> _Task directions_:
Every line that holds the string "проводов" is to be identified and copied.

> _Data entries_:
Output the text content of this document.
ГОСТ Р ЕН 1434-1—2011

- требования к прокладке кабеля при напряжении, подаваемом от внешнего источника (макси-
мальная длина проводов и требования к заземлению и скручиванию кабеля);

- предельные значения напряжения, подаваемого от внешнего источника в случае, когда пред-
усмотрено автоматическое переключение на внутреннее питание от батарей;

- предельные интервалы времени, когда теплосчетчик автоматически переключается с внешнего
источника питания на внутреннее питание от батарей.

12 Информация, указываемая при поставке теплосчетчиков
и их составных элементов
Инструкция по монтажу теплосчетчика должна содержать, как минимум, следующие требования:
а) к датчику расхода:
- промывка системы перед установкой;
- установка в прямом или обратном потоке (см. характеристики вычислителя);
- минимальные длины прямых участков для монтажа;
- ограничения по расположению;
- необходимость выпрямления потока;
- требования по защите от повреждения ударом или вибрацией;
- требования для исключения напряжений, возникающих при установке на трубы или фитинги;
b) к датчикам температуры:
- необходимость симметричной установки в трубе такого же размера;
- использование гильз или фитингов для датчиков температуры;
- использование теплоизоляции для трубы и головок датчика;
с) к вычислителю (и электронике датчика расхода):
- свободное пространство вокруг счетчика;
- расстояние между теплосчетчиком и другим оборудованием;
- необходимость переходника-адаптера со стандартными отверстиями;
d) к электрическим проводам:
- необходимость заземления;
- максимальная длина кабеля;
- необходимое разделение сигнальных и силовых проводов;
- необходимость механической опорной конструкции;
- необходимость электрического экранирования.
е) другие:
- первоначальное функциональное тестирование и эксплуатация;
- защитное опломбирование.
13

> _Task solution_:
мальная длина проводов и требования к заземлению и скручиванию кабеля);
- необходимое разделение сигнальных и силовых проводов;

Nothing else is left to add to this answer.